→ Work instructions:
Read the lines below. Copy out any that hold the string "Тайвань".

→ Supplied records:
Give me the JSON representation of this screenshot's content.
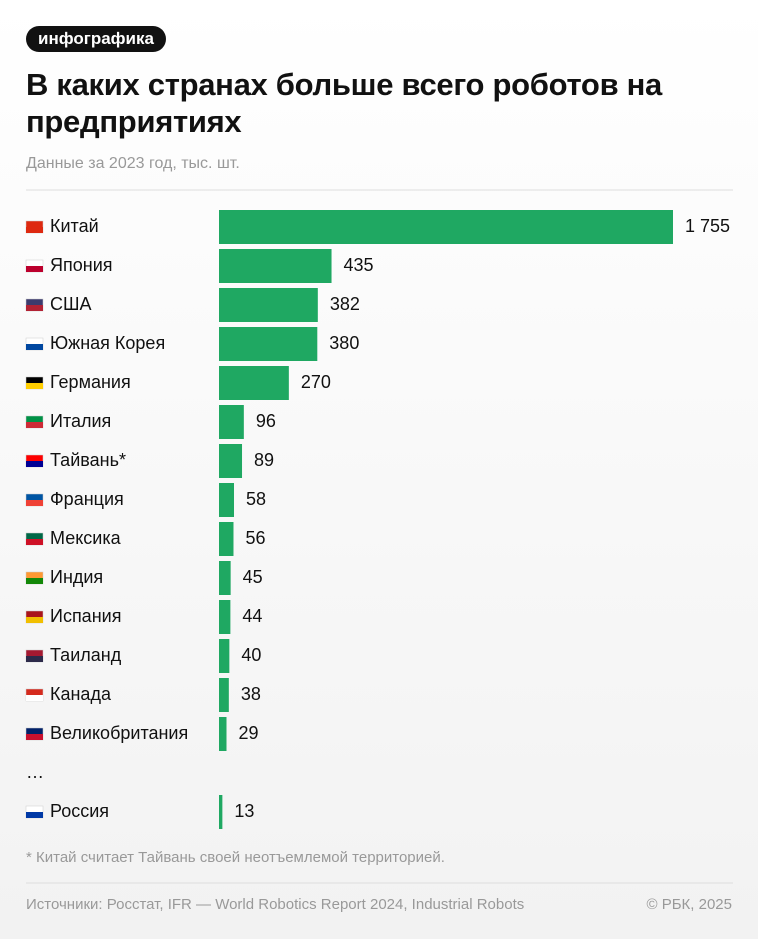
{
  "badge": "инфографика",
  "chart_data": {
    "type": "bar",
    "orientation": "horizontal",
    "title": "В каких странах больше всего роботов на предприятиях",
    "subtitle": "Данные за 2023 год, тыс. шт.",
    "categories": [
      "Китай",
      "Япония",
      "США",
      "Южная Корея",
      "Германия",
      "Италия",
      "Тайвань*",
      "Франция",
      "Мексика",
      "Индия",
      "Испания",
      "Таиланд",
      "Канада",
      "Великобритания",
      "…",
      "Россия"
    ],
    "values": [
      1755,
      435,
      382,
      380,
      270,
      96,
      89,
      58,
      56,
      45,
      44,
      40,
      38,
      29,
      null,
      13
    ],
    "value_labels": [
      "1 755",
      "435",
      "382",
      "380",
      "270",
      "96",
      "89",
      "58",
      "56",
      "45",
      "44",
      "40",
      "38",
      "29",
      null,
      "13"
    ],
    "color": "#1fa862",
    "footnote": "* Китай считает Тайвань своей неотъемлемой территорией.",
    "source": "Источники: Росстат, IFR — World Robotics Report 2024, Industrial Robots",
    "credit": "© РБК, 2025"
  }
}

→ Written solution:
      "Тайвань*",
    "footnote": "* Китай считает Тайвань своей неотъемлемой территорией.",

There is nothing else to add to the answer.